*** Provided data

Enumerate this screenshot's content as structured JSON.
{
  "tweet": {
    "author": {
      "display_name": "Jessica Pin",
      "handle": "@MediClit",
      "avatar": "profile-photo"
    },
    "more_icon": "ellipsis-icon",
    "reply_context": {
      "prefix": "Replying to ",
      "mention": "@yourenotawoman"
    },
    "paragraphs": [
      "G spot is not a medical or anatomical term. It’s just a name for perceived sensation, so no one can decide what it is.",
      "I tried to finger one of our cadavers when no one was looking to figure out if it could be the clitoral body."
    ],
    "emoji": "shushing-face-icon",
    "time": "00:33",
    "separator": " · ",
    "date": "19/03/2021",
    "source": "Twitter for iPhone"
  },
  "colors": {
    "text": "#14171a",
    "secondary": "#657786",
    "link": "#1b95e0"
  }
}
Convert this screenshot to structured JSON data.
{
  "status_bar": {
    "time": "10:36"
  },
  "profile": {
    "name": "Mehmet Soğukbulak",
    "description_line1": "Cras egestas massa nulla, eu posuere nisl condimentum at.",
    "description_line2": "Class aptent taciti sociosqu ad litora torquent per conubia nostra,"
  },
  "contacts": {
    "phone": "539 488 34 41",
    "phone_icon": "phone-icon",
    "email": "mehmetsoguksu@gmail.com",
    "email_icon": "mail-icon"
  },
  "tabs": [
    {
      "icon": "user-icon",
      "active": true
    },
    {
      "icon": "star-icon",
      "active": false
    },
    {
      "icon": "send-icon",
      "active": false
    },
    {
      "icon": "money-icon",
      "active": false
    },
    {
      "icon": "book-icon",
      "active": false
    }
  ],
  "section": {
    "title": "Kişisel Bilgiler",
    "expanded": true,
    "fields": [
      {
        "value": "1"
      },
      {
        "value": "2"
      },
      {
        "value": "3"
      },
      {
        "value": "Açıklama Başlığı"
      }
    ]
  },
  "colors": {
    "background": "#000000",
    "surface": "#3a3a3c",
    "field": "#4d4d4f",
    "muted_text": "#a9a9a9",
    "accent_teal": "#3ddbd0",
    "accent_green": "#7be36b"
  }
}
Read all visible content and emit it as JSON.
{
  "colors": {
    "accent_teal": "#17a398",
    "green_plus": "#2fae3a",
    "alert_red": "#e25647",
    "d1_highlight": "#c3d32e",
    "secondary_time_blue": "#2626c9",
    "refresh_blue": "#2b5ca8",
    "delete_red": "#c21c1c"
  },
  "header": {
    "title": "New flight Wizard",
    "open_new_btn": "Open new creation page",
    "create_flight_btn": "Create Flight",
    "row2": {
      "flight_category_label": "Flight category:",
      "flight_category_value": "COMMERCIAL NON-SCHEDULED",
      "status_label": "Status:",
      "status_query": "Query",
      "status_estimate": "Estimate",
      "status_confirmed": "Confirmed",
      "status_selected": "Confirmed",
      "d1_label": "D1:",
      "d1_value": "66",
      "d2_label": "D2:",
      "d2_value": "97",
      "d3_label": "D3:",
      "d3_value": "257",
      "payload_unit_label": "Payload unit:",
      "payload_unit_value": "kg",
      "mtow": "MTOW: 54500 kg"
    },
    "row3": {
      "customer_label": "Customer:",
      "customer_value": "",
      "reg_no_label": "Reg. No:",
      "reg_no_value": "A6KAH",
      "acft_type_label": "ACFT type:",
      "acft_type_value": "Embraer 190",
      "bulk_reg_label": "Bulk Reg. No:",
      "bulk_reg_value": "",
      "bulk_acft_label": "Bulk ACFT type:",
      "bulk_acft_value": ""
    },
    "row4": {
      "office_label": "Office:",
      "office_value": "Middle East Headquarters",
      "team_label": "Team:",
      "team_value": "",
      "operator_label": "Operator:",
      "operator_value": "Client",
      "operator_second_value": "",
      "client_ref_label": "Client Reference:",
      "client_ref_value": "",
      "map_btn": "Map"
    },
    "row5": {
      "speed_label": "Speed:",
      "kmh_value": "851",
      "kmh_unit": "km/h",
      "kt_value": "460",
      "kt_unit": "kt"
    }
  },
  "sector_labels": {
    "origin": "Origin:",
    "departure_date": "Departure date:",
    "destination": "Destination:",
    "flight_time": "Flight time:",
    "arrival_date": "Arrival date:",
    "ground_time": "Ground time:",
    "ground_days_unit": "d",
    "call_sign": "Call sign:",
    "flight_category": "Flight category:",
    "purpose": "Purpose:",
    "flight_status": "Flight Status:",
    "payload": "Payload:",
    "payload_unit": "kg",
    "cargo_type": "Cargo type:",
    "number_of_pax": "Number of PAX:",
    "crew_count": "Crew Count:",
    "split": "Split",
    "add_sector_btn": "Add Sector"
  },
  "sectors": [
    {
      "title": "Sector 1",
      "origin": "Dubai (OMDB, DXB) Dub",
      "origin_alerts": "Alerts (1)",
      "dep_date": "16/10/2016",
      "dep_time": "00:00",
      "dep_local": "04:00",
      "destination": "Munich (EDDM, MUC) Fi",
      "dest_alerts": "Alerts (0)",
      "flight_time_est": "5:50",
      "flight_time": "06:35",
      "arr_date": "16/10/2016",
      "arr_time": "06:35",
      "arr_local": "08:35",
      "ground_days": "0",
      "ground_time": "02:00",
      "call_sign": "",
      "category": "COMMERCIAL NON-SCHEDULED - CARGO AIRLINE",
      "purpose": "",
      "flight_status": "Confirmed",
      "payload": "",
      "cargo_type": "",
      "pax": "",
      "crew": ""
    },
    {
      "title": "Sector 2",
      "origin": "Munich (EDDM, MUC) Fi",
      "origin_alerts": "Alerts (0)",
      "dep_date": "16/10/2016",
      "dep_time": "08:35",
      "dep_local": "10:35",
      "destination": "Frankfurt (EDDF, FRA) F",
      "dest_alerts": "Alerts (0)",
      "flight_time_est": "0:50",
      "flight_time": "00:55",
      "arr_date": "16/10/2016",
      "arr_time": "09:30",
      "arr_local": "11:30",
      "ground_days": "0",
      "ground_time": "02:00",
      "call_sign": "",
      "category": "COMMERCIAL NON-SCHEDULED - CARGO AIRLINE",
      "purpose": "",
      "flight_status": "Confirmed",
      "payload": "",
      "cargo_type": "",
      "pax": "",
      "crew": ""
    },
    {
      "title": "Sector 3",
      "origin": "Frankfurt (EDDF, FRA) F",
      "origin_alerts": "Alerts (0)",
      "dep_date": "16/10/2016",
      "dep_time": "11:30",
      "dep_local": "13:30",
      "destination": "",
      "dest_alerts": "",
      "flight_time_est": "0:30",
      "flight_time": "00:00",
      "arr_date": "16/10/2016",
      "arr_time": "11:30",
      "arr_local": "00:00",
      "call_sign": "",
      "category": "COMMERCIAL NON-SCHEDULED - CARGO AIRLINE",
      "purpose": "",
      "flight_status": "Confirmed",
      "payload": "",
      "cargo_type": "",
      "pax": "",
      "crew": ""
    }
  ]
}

******

*Exercise:* Print the listing above in full, exactly as it is.

*Task response:*
Enumerate this screenshot's content as structured JSON.
{
  "tweet": {
    "author": {
      "display_name": "Jessica Pin",
      "handle": "@MediClit",
      "avatar": "profile-photo"
    },
    "more_icon": "ellipsis-icon",
    "reply_context": {
      "prefix": "Replying to ",
      "mention": "@yourenotawoman"
    },
    "paragraphs": [
      "G spot is not a medical or anatomical term. It’s just a name for perceived sensation, so no one can decide what it is.",
      "I tried to finger one of our cadavers when no one was looking to figure out if it could be the clitoral body."
    ],
    "emoji": "shushing-face-icon",
    "time": "00:33",
    "separator": " · ",
    "date": "19/03/2021",
    "source": "Twitter for iPhone"
  },
  "colors": {
    "text": "#14171a",
    "secondary": "#657786",
    "link": "#1b95e0"
  }
}
Convert this screenshot to structured JSON data.
{
  "status_bar": {
    "time": "10:36"
  },
  "profile": {
    "name": "Mehmet Soğukbulak",
    "description_line1": "Cras egestas massa nulla, eu posuere nisl condimentum at.",
    "description_line2": "Class aptent taciti sociosqu ad litora torquent per conubia nostra,"
  },
  "contacts": {
    "phone": "539 488 34 41",
    "phone_icon": "phone-icon",
    "email": "mehmetsoguksu@gmail.com",
    "email_icon": "mail-icon"
  },
  "tabs": [
    {
      "icon": "user-icon",
      "active": true
    },
    {
      "icon": "star-icon",
      "active": false
    },
    {
      "icon": "send-icon",
      "active": false
    },
    {
      "icon": "money-icon",
      "active": false
    },
    {
      "icon": "book-icon",
      "active": false
    }
  ],
  "section": {
    "title": "Kişisel Bilgiler",
    "expanded": true,
    "fields": [
      {
        "value": "1"
      },
      {
        "value": "2"
      },
      {
        "value": "3"
      },
      {
        "value": "Açıklama Başlığı"
      }
    ]
  },
  "colors": {
    "background": "#000000",
    "surface": "#3a3a3c",
    "field": "#4d4d4f",
    "muted_text": "#a9a9a9",
    "accent_teal": "#3ddbd0",
    "accent_green": "#7be36b"
  }
}
Read all visible content and emit it as JSON.
{
  "colors": {
    "accent_teal": "#17a398",
    "green_plus": "#2fae3a",
    "alert_red": "#e25647",
    "d1_highlight": "#c3d32e",
    "secondary_time_blue": "#2626c9",
    "refresh_blue": "#2b5ca8",
    "delete_red": "#c21c1c"
  },
  "header": {
    "title": "New flight Wizard",
    "open_new_btn": "Open new creation page",
    "create_flight_btn": "Create Flight",
    "row2": {
      "flight_category_label": "Flight category:",
      "flight_category_value": "COMMERCIAL NON-SCHEDULED",
      "status_label": "Status:",
      "status_query": "Query",
      "status_estimate": "Estimate",
      "status_confirmed": "Confirmed",
      "status_selected": "Confirmed",
      "d1_label": "D1:",
      "d1_value": "66",
      "d2_label": "D2:",
      "d2_value": "97",
      "d3_label": "D3:",
      "d3_value": "257",
      "payload_unit_label": "Payload unit:",
      "payload_unit_value": "kg",
      "mtow": "MTOW: 54500 kg"
    },
    "row3": {
      "customer_label": "Customer:",
      "customer_value": "",
      "reg_no_label": "Reg. No:",
      "reg_no_value": "A6KAH",
      "acft_type_label": "ACFT type:",
      "acft_type_value": "Embraer 190",
      "bulk_reg_label": "Bulk Reg. No:",
      "bulk_reg_value": "",
      "bulk_acft_label": "Bulk ACFT type:",
      "bulk_acft_value": ""
    },
    "row4": {
      "office_label": "Office:",
      "office_value": "Middle East Headquarters",
      "team_label": "Team:",
      "team_value": "",
      "operator_label": "Operator:",
      "operator_value": "Client",
      "operator_second_value": "",
      "client_ref_label": "Client Reference:",
      "client_ref_value": "",
      "map_btn": "Map"
    },
    "row5": {
      "speed_label": "Speed:",
      "kmh_value": "851",
      "kmh_unit": "km/h",
      "kt_value": "460",
      "kt_unit": "kt"
    }
  },
  "sector_labels": {
    "origin": "Origin:",
    "departure_date": "Departure date:",
    "destination": "Destination:",
    "flight_time": "Flight time:",
    "arrival_date": "Arrival date:",
    "ground_time": "Ground time:",
    "ground_days_unit": "d",
    "call_sign": "Call sign:",
    "flight_category": "Flight category:",
    "purpose": "Purpose:",
    "flight_status": "Flight Status:",
    "payload": "Payload:",
    "payload_unit": "kg",
    "cargo_type": "Cargo type:",
    "number_of_pax": "Number of PAX:",
    "crew_count": "Crew Count:",
    "split": "Split",
    "add_sector_btn": "Add Sector"
  },
  "sectors": [
    {
      "title": "Sector 1",
      "origin": "Dubai (OMDB, DXB) Dub",
      "origin_alerts": "Alerts (1)",
      "dep_date": "16/10/2016",
      "dep_time": "00:00",
      "dep_local": "04:00",
      "destination": "Munich (EDDM, MUC) Fi",
      "dest_alerts": "Alerts (0)",
      "flight_time_est": "5:50",
      "flight_time": "06:35",
      "arr_date": "16/10/2016",
      "arr_time": "06:35",
      "arr_local": "08:35",
      "ground_days": "0",
      "ground_time": "02:00",
      "call_sign": "",
      "category": "COMMERCIAL NON-SCHEDULED - CARGO AIRLINE",
      "purpose": "",
      "flight_status": "Confirmed",
      "payload": "",
      "cargo_type": "",
      "pax": "",
      "crew": ""
    },
    {
      "title": "Sector 2",
      "origin": "Munich (EDDM, MUC) Fi",
      "origin_alerts": "Alerts (0)",
      "dep_date": "16/10/2016",
      "dep_time": "08:35",
      "dep_local": "10:35",
      "destination": "Frankfurt (EDDF, FRA) F",
      "dest_alerts": "Alerts (0)",
      "flight_time_est": "0:50",
      "flight_time": "00:55",
      "arr_date": "16/10/2016",
      "arr_time": "09:30",
      "arr_local": "11:30",
      "ground_days": "0",
      "ground_time": "02:00",
      "call_sign": "",
      "category": "COMMERCIAL NON-SCHEDULED - CARGO AIRLINE",
      "purpose": "",
      "flight_status": "Confirmed",
      "payload": "",
      "cargo_type": "",
      "pax": "",
      "crew": ""
    },
    {
      "title": "Sector 3",
      "origin": "Frankfurt (EDDF, FRA) F",
      "origin_alerts": "Alerts (0)",
      "dep_date": "16/10/2016",
      "dep_time": "11:30",
      "dep_local": "13:30",
      "destination": "",
      "dest_alerts": "",
      "flight_time_est": "0:30",
      "flight_time": "00:00",
      "arr_date": "16/10/2016",
      "arr_time": "11:30",
      "arr_local": "00:00",
      "call_sign": "",
      "category": "COMMERCIAL NON-SCHEDULED - CARGO AIRLINE",
      "purpose": "",
      "flight_status": "Confirmed",
      "payload": "",
      "cargo_type": "",
      "pax": "",
      "crew": ""
    }
  ]
}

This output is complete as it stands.